__Material provided__.
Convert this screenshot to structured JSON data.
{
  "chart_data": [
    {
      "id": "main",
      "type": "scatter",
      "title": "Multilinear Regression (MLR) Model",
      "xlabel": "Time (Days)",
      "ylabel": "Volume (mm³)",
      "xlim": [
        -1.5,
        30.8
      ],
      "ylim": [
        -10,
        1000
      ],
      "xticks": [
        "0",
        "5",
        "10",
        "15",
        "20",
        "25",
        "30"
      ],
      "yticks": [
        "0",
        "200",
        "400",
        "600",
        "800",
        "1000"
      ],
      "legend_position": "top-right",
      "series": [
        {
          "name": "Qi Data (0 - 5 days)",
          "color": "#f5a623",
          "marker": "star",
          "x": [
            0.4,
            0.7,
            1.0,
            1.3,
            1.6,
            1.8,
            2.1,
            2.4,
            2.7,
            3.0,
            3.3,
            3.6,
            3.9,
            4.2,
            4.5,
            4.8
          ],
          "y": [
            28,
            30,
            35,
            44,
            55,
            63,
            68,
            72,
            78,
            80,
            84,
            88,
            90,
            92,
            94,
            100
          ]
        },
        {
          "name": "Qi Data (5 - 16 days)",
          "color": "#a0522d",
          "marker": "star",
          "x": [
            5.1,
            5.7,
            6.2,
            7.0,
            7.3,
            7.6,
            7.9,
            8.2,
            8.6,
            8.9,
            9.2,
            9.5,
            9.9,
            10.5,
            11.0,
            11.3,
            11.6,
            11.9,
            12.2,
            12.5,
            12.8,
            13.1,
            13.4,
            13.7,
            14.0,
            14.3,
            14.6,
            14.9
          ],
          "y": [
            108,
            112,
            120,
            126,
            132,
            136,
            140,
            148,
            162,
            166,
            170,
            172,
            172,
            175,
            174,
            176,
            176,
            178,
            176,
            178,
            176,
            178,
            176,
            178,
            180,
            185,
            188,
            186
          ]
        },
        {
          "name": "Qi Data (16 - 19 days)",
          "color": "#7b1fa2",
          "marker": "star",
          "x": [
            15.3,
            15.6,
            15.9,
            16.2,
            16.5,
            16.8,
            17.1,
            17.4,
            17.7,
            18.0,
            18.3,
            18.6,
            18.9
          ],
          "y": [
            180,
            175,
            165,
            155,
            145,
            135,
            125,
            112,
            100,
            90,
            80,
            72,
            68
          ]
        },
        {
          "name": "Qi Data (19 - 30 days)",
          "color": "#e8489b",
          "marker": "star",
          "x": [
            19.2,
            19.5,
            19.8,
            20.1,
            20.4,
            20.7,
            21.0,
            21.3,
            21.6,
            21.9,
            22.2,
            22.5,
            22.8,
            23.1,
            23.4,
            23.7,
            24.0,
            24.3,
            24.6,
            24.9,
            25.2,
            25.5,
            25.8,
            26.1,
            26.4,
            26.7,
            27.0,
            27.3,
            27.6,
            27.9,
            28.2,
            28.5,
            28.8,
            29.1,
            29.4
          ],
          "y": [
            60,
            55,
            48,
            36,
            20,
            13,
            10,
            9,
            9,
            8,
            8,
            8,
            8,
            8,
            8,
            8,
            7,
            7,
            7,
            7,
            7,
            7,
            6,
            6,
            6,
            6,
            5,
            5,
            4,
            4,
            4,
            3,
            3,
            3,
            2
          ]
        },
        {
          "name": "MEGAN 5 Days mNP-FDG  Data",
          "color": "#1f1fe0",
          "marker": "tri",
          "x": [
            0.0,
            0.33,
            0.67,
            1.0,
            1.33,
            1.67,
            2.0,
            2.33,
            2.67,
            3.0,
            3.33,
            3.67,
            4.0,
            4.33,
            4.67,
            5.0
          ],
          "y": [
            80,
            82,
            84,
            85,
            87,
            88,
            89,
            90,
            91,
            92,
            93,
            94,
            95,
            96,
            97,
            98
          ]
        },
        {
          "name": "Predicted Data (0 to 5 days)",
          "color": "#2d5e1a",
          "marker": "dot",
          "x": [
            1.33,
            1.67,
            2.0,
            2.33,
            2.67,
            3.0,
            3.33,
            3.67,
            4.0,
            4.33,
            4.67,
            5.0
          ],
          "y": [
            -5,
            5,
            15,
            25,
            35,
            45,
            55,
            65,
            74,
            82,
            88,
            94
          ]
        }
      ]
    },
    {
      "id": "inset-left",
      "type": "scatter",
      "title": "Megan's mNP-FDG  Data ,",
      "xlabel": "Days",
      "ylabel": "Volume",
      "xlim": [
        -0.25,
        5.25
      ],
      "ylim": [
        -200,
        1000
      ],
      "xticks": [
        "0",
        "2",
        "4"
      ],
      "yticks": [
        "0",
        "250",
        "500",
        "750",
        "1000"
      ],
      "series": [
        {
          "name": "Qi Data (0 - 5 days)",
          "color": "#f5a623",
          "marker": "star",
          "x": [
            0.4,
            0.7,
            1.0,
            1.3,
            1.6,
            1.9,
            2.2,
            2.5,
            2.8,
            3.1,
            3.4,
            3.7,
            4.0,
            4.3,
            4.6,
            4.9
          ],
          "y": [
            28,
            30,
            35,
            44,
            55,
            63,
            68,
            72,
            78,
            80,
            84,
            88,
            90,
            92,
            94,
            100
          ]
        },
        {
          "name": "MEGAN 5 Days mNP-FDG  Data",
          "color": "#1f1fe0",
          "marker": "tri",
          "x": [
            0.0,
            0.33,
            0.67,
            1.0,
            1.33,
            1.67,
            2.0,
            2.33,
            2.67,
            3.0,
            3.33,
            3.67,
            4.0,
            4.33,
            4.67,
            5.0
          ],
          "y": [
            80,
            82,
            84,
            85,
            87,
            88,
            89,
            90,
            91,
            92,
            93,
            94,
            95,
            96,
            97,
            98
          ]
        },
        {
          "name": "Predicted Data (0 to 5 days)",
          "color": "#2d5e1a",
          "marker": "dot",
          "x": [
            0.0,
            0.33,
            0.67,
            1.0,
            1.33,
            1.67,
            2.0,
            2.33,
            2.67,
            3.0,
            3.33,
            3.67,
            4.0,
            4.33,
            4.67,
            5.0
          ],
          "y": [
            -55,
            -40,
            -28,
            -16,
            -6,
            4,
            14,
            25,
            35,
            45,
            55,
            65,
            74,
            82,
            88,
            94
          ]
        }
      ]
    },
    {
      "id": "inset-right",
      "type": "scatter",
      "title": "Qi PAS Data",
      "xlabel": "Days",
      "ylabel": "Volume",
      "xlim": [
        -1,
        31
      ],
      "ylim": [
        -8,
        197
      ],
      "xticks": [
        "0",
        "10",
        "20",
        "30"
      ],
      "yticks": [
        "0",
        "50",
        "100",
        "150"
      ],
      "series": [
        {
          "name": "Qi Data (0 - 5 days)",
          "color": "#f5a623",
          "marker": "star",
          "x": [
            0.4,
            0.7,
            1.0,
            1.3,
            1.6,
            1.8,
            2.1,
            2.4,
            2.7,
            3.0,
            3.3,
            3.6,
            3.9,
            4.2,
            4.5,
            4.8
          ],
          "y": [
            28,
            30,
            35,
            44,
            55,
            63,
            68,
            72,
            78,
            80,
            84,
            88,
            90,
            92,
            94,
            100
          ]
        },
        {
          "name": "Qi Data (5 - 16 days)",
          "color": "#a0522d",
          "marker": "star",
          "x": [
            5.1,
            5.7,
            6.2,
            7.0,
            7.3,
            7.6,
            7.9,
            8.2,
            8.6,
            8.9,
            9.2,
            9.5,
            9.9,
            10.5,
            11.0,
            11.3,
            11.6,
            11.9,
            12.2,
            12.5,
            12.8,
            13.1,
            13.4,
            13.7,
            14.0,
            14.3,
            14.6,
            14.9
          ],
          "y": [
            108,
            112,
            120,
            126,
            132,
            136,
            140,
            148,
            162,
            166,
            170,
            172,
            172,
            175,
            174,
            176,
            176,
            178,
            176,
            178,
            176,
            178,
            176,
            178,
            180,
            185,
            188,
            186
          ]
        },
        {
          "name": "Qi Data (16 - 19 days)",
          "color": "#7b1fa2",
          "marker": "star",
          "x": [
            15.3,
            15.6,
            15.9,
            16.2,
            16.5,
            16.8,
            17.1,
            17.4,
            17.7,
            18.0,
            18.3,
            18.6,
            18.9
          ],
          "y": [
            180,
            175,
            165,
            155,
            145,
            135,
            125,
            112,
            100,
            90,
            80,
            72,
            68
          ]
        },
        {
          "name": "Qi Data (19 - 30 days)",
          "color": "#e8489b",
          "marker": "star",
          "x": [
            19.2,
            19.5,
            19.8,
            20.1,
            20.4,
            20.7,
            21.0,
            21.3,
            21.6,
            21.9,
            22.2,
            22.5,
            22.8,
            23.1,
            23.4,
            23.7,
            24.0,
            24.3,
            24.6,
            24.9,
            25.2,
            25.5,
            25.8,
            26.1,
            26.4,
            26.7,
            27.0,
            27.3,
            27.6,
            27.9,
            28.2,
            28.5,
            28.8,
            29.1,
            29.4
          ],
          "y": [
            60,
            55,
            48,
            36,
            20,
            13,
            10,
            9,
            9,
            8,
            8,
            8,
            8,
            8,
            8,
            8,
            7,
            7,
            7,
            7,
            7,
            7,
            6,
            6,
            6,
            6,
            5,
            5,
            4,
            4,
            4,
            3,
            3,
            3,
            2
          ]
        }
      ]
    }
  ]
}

__Exercise goal__. Report each line in the data that holds the word "right".

__Answer for this exercise__.
      "legend_position": "top-right",
      "id": "inset-right",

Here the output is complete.